- [WHAT IS BEING ASKED] Reproduce the material exactly, omitting nothing.

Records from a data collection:
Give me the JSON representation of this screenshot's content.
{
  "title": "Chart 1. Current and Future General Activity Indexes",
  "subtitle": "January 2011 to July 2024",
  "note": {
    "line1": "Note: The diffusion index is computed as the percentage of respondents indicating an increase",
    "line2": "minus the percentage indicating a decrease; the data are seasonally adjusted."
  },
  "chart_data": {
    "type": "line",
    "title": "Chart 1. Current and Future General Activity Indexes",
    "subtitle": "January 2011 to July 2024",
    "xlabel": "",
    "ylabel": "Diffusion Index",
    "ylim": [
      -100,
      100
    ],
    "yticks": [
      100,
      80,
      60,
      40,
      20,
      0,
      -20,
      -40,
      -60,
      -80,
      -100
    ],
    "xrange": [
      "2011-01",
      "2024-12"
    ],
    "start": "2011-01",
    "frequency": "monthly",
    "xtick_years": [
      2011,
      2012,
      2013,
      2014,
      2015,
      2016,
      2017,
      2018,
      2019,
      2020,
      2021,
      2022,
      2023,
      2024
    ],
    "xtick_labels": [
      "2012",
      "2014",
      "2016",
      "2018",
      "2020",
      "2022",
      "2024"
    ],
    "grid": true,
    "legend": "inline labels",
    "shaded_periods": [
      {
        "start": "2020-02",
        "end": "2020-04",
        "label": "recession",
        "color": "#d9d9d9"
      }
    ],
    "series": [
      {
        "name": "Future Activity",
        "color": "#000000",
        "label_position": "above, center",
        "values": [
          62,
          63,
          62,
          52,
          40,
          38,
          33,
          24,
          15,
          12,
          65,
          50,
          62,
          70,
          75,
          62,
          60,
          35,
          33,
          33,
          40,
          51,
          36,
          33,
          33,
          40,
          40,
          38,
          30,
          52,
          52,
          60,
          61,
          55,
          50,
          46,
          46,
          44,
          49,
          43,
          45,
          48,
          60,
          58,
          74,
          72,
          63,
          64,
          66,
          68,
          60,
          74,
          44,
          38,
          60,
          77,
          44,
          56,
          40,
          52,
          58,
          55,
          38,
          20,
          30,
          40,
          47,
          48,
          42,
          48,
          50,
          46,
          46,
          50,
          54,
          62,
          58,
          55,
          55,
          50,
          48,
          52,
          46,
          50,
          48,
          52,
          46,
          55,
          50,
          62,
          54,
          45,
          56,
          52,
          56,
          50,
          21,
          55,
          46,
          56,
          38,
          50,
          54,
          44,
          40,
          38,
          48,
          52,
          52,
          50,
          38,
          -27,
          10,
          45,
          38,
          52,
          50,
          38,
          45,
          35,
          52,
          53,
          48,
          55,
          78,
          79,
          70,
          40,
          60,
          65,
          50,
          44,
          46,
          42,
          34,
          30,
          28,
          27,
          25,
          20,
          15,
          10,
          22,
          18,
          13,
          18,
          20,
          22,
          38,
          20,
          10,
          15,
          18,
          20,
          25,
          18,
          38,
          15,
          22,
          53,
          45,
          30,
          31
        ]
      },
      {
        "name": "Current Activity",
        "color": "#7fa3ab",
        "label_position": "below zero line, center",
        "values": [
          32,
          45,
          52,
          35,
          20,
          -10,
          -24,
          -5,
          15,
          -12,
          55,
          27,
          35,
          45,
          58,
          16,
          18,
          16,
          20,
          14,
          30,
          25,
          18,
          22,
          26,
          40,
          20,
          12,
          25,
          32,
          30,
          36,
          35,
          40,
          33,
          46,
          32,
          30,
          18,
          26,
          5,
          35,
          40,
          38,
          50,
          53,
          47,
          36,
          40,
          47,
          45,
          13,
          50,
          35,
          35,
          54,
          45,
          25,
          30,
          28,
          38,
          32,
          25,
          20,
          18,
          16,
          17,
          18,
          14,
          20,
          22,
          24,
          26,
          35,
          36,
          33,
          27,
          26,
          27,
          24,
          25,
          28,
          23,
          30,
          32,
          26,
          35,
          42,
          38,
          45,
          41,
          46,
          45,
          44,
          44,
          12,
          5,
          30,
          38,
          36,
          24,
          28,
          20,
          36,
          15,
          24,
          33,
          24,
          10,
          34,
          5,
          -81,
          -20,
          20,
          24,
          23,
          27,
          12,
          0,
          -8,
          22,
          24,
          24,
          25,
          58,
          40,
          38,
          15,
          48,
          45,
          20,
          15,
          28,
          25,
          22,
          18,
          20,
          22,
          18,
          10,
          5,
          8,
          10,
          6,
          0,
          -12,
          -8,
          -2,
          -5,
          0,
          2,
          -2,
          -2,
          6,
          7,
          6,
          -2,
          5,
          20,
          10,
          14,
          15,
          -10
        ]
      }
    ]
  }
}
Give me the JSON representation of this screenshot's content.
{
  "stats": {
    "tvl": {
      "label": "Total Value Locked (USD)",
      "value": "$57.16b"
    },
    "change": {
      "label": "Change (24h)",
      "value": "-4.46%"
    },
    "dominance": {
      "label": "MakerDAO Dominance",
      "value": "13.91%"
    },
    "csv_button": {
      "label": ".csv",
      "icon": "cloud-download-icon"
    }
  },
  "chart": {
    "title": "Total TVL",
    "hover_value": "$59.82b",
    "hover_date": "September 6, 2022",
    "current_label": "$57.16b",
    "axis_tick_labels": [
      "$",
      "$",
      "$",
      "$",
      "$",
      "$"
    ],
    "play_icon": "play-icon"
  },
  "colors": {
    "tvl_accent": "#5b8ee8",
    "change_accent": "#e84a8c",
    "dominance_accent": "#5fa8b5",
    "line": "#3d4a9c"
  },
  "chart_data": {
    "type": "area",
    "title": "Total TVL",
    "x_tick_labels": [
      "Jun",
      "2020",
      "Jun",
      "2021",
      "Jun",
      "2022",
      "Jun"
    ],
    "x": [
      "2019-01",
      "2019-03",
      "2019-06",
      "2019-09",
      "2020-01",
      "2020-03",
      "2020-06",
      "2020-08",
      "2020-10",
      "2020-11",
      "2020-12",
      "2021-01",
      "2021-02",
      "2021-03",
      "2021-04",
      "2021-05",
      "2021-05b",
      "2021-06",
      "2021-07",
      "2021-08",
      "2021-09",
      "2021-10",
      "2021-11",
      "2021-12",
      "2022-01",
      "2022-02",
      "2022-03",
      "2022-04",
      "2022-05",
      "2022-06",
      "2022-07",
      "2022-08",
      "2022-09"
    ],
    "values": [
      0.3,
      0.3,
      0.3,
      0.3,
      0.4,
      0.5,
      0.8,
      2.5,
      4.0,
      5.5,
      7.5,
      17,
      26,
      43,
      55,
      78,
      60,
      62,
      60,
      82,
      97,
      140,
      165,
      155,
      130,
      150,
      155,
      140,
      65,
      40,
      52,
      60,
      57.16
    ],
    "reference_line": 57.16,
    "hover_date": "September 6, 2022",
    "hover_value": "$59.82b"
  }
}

- [RESPONSE TO THE TASK]
Give me the JSON representation of this screenshot's content.
{
  "title": "Chart 1. Current and Future General Activity Indexes",
  "subtitle": "January 2011 to July 2024",
  "note": {
    "line1": "Note: The diffusion index is computed as the percentage of respondents indicating an increase",
    "line2": "minus the percentage indicating a decrease; the data are seasonally adjusted."
  },
  "chart_data": {
    "type": "line",
    "title": "Chart 1. Current and Future General Activity Indexes",
    "subtitle": "January 2011 to July 2024",
    "xlabel": "",
    "ylabel": "Diffusion Index",
    "ylim": [
      -100,
      100
    ],
    "yticks": [
      100,
      80,
      60,
      40,
      20,
      0,
      -20,
      -40,
      -60,
      -80,
      -100
    ],
    "xrange": [
      "2011-01",
      "2024-12"
    ],
    "start": "2011-01",
    "frequency": "monthly",
    "xtick_years": [
      2011,
      2012,
      2013,
      2014,
      2015,
      2016,
      2017,
      2018,
      2019,
      2020,
      2021,
      2022,
      2023,
      2024
    ],
    "xtick_labels": [
      "2012",
      "2014",
      "2016",
      "2018",
      "2020",
      "2022",
      "2024"
    ],
    "grid": true,
    "legend": "inline labels",
    "shaded_periods": [
      {
        "start": "2020-02",
        "end": "2020-04",
        "label": "recession",
        "color": "#d9d9d9"
      }
    ],
    "series": [
      {
        "name": "Future Activity",
        "color": "#000000",
        "label_position": "above, center",
        "values": [
          62,
          63,
          62,
          52,
          40,
          38,
          33,
          24,
          15,
          12,
          65,
          50,
          62,
          70,
          75,
          62,
          60,
          35,
          33,
          33,
          40,
          51,
          36,
          33,
          33,
          40,
          40,
          38,
          30,
          52,
          52,
          60,
          61,
          55,
          50,
          46,
          46,
          44,
          49,
          43,
          45,
          48,
          60,
          58,
          74,
          72,
          63,
          64,
          66,
          68,
          60,
          74,
          44,
          38,
          60,
          77,
          44,
          56,
          40,
          52,
          58,
          55,
          38,
          20,
          30,
          40,
          47,
          48,
          42,
          48,
          50,
          46,
          46,
          50,
          54,
          62,
          58,
          55,
          55,
          50,
          48,
          52,
          46,
          50,
          48,
          52,
          46,
          55,
          50,
          62,
          54,
          45,
          56,
          52,
          56,
          50,
          21,
          55,
          46,
          56,
          38,
          50,
          54,
          44,
          40,
          38,
          48,
          52,
          52,
          50,
          38,
          -27,
          10,
          45,
          38,
          52,
          50,
          38,
          45,
          35,
          52,
          53,
          48,
          55,
          78,
          79,
          70,
          40,
          60,
          65,
          50,
          44,
          46,
          42,
          34,
          30,
          28,
          27,
          25,
          20,
          15,
          10,
          22,
          18,
          13,
          18,
          20,
          22,
          38,
          20,
          10,
          15,
          18,
          20,
          25,
          18,
          38,
          15,
          22,
          53,
          45,
          30,
          31
        ]
      },
      {
        "name": "Current Activity",
        "color": "#7fa3ab",
        "label_position": "below zero line, center",
        "values": [
          32,
          45,
          52,
          35,
          20,
          -10,
          -24,
          -5,
          15,
          -12,
          55,
          27,
          35,
          45,
          58,
          16,
          18,
          16,
          20,
          14,
          30,
          25,
          18,
          22,
          26,
          40,
          20,
          12,
          25,
          32,
          30,
          36,
          35,
          40,
          33,
          46,
          32,
          30,
          18,
          26,
          5,
          35,
          40,
          38,
          50,
          53,
          47,
          36,
          40,
          47,
          45,
          13,
          50,
          35,
          35,
          54,
          45,
          25,
          30,
          28,
          38,
          32,
          25,
          20,
          18,
          16,
          17,
          18,
          14,
          20,
          22,
          24,
          26,
          35,
          36,
          33,
          27,
          26,
          27,
          24,
          25,
          28,
          23,
          30,
          32,
          26,
          35,
          42,
          38,
          45,
          41,
          46,
          45,
          44,
          44,
          12,
          5,
          30,
          38,
          36,
          24,
          28,
          20,
          36,
          15,
          24,
          33,
          24,
          10,
          34,
          5,
          -81,
          -20,
          20,
          24,
          23,
          27,
          12,
          0,
          -8,
          22,
          24,
          24,
          25,
          58,
          40,
          38,
          15,
          48,
          45,
          20,
          15,
          28,
          25,
          22,
          18,
          20,
          22,
          18,
          10,
          5,
          8,
          10,
          6,
          0,
          -12,
          -8,
          -2,
          -5,
          0,
          2,
          -2,
          -2,
          6,
          7,
          6,
          -2,
          5,
          20,
          10,
          14,
          15,
          -10
        ]
      }
    ]
  }
}
Give me the JSON representation of this screenshot's content.
{
  "stats": {
    "tvl": {
      "label": "Total Value Locked (USD)",
      "value": "$57.16b"
    },
    "change": {
      "label": "Change (24h)",
      "value": "-4.46%"
    },
    "dominance": {
      "label": "MakerDAO Dominance",
      "value": "13.91%"
    },
    "csv_button": {
      "label": ".csv",
      "icon": "cloud-download-icon"
    }
  },
  "chart": {
    "title": "Total TVL",
    "hover_value": "$59.82b",
    "hover_date": "September 6, 2022",
    "current_label": "$57.16b",
    "axis_tick_labels": [
      "$",
      "$",
      "$",
      "$",
      "$",
      "$"
    ],
    "play_icon": "play-icon"
  },
  "colors": {
    "tvl_accent": "#5b8ee8",
    "change_accent": "#e84a8c",
    "dominance_accent": "#5fa8b5",
    "line": "#3d4a9c"
  },
  "chart_data": {
    "type": "area",
    "title": "Total TVL",
    "x_tick_labels": [
      "Jun",
      "2020",
      "Jun",
      "2021",
      "Jun",
      "2022",
      "Jun"
    ],
    "x": [
      "2019-01",
      "2019-03",
      "2019-06",
      "2019-09",
      "2020-01",
      "2020-03",
      "2020-06",
      "2020-08",
      "2020-10",
      "2020-11",
      "2020-12",
      "2021-01",
      "2021-02",
      "2021-03",
      "2021-04",
      "2021-05",
      "2021-05b",
      "2021-06",
      "2021-07",
      "2021-08",
      "2021-09",
      "2021-10",
      "2021-11",
      "2021-12",
      "2022-01",
      "2022-02",
      "2022-03",
      "2022-04",
      "2022-05",
      "2022-06",
      "2022-07",
      "2022-08",
      "2022-09"
    ],
    "values": [
      0.3,
      0.3,
      0.3,
      0.3,
      0.4,
      0.5,
      0.8,
      2.5,
      4.0,
      5.5,
      7.5,
      17,
      26,
      43,
      55,
      78,
      60,
      62,
      60,
      82,
      97,
      140,
      165,
      155,
      130,
      150,
      155,
      140,
      65,
      40,
      52,
      60,
      57.16
    ],
    "reference_line": 57.16,
    "hover_date": "September 6, 2022",
    "hover_value": "$59.82b"
  }
}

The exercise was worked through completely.